• [EXERCISE REQUIREMENTS]:
Copy out all the lines where "temps" shows up.

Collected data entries
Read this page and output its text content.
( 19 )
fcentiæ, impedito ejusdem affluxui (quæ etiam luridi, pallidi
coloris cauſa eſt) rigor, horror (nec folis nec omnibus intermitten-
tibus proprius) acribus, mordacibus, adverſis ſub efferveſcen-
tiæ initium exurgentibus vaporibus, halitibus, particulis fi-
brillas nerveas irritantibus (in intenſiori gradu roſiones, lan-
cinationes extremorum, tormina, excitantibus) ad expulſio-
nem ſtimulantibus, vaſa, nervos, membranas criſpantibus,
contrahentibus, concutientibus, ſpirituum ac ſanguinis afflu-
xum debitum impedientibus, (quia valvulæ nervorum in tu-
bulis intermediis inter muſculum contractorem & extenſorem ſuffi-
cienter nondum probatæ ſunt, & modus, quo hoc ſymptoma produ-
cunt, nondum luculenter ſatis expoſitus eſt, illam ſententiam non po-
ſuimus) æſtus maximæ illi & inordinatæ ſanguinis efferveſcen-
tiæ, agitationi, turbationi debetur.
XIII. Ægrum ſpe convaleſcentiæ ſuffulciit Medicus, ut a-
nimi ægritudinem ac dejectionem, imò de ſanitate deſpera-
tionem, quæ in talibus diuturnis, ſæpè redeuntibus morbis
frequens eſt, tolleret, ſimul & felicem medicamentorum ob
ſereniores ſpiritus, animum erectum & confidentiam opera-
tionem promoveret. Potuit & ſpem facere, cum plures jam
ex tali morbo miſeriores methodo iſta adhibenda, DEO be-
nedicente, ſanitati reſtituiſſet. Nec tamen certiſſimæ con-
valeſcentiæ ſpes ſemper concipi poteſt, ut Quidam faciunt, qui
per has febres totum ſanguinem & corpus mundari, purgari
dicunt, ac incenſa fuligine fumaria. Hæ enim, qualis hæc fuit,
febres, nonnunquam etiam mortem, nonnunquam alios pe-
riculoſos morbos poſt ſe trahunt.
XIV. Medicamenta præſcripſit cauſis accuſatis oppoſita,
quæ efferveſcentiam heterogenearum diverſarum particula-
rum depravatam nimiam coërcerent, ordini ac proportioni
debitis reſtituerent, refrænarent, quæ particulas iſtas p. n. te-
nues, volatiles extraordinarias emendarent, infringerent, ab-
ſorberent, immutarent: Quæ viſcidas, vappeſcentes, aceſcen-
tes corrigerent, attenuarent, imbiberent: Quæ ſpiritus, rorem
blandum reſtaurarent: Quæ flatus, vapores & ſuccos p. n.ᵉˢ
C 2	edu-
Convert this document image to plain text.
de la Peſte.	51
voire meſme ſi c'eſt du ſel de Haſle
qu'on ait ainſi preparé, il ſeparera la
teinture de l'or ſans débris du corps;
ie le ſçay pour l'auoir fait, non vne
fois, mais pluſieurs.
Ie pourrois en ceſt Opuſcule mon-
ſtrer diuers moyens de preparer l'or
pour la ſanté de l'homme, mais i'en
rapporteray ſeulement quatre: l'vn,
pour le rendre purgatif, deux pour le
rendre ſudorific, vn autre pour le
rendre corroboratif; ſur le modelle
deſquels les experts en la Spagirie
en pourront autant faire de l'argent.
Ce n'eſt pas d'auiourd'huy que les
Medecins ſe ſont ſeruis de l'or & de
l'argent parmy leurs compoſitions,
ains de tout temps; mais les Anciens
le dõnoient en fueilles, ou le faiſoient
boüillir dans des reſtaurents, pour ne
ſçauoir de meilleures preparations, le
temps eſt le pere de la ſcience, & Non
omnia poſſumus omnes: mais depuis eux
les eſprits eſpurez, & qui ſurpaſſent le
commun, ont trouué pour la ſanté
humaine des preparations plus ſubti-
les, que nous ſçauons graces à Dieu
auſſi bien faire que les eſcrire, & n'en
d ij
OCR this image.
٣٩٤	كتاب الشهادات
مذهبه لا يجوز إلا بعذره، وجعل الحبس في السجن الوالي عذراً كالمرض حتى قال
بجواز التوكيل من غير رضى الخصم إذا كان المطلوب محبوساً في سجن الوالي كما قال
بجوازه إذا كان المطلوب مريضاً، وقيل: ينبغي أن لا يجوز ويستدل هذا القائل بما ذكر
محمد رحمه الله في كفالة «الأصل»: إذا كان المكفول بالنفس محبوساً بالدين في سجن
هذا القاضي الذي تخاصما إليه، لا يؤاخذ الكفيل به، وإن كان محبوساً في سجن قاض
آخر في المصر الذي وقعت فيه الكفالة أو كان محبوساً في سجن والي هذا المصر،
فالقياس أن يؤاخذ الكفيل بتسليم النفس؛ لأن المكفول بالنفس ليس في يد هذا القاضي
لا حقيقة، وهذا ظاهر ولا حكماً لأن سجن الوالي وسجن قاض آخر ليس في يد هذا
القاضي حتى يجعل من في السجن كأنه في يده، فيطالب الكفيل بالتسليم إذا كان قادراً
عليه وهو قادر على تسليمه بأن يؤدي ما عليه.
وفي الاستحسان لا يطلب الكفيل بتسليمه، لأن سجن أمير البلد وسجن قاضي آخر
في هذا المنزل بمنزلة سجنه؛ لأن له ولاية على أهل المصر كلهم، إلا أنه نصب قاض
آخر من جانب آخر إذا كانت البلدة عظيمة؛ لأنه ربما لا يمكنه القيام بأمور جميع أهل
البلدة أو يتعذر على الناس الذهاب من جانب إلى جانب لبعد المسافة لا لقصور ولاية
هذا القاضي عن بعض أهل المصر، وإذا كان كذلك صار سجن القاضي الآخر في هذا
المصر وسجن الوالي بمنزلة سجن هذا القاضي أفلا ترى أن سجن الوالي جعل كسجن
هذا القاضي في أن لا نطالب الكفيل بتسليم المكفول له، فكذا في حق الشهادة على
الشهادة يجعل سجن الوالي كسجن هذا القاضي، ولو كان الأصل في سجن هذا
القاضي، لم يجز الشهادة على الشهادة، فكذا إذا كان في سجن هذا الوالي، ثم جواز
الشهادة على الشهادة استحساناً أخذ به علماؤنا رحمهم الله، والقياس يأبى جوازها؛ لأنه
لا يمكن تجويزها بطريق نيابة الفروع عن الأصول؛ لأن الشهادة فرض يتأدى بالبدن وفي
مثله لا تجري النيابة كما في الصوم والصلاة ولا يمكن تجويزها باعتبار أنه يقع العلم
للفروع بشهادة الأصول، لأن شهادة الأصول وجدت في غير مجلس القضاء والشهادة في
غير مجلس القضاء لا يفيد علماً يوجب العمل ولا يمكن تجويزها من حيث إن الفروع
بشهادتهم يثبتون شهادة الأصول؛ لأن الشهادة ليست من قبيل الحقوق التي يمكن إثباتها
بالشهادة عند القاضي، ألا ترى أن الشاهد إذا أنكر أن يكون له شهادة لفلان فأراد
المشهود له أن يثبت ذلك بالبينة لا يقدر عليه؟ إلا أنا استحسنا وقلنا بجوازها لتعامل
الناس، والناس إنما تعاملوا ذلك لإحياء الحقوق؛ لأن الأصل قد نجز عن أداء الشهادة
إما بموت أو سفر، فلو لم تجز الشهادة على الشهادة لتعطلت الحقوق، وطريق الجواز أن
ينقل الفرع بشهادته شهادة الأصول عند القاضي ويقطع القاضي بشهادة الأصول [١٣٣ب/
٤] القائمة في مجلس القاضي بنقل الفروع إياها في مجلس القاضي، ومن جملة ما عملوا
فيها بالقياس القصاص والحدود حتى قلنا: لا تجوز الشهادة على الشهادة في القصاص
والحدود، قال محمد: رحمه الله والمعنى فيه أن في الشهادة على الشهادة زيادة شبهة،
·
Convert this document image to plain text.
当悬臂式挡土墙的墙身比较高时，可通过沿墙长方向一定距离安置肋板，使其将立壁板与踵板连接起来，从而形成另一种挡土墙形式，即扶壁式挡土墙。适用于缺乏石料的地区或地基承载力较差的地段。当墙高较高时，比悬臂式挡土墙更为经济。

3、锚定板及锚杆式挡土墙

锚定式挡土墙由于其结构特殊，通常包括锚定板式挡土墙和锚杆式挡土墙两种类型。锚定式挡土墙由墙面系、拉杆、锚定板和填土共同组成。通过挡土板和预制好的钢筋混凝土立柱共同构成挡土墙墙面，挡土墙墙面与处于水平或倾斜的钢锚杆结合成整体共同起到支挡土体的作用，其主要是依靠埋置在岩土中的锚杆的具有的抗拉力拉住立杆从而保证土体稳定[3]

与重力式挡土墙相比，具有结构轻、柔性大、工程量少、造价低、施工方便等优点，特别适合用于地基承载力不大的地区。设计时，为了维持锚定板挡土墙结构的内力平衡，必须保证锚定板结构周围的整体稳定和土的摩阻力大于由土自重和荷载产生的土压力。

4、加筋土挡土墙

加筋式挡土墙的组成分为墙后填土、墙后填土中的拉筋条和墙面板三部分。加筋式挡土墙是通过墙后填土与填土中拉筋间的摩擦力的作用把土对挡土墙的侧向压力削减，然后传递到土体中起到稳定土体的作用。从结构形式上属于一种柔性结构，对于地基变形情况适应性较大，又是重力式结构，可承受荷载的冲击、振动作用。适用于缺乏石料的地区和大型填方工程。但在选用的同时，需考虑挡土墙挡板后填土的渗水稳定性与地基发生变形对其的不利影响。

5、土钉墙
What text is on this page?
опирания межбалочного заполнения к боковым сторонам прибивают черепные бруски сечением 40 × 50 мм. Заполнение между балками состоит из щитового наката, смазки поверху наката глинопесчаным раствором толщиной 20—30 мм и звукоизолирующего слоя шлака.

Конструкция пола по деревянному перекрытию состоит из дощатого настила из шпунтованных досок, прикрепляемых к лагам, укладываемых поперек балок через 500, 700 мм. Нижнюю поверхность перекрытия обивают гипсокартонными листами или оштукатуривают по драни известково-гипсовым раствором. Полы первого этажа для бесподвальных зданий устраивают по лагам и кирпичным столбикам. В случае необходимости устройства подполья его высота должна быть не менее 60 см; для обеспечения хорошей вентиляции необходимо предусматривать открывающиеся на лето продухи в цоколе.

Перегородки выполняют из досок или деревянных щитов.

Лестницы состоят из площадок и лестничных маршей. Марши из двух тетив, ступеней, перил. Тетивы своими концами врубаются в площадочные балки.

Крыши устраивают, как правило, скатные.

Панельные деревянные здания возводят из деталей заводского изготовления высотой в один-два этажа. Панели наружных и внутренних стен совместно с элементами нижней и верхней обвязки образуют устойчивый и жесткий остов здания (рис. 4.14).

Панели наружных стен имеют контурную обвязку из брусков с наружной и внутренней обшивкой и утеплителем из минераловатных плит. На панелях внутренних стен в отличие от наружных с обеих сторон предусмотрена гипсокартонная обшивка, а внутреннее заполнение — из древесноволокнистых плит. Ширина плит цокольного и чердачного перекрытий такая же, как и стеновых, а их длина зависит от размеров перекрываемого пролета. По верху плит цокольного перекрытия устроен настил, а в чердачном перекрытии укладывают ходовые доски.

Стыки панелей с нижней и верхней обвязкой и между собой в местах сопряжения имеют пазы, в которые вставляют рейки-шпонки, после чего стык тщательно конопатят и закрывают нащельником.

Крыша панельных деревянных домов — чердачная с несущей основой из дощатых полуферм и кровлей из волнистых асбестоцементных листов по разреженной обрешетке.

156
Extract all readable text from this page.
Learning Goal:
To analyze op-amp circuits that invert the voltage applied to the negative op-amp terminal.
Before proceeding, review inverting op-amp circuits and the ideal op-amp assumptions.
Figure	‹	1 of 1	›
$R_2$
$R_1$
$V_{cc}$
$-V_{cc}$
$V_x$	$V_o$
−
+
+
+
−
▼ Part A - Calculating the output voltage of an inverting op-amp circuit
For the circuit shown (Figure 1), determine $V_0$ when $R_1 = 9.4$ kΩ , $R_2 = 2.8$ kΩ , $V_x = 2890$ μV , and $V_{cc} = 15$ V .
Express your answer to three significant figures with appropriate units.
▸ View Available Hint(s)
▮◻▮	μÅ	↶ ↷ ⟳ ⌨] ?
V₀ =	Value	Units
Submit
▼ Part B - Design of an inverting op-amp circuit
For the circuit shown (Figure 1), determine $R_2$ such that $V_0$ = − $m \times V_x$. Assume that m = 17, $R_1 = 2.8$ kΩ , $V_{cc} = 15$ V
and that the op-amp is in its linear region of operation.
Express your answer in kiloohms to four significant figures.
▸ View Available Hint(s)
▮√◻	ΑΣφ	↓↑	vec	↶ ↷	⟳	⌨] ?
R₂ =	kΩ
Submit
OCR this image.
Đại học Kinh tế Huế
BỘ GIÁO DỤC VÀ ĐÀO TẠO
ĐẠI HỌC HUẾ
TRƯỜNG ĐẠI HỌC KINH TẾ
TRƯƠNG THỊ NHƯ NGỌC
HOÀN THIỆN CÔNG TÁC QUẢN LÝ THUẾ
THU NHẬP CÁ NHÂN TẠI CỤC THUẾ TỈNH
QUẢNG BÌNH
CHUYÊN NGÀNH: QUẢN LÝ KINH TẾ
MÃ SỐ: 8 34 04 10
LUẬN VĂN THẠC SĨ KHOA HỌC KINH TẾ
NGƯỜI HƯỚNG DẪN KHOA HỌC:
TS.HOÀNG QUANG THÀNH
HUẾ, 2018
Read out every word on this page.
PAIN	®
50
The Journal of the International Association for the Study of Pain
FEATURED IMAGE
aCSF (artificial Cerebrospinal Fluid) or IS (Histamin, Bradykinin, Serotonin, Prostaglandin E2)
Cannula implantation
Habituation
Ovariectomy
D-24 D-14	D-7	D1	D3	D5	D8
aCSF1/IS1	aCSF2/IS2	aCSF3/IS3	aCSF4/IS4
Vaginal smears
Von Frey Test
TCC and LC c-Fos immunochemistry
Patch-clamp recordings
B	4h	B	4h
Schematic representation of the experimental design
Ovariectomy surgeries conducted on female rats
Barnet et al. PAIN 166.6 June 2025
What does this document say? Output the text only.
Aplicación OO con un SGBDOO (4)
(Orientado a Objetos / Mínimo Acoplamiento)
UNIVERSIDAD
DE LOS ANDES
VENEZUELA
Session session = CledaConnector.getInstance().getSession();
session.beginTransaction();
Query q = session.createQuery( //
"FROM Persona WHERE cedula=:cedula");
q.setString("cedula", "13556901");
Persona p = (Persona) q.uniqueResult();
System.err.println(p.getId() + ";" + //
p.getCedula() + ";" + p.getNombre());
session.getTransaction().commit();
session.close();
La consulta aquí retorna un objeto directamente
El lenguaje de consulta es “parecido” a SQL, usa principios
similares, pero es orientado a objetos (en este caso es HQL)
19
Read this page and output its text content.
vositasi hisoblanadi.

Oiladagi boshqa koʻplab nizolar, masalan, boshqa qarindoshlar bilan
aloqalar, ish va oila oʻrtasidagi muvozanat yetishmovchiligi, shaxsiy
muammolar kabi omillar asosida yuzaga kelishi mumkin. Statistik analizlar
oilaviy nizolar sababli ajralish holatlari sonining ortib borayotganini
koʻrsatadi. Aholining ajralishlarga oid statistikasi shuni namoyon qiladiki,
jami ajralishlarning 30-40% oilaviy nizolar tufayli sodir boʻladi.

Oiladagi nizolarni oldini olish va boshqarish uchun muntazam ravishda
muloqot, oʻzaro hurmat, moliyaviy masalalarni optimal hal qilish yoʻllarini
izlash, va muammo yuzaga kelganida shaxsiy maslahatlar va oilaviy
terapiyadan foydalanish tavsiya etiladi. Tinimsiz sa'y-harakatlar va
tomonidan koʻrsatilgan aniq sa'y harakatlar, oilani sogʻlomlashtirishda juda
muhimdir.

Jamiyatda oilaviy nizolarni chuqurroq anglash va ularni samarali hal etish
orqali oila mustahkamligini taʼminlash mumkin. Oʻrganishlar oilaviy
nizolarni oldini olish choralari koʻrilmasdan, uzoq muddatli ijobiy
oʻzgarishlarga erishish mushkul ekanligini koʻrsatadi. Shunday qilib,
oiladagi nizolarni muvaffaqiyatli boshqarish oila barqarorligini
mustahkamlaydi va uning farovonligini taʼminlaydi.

• [THE ANSWER]:
ains de tout temps; mais les Anciens
temps eſt le pere de la ſcience, & Non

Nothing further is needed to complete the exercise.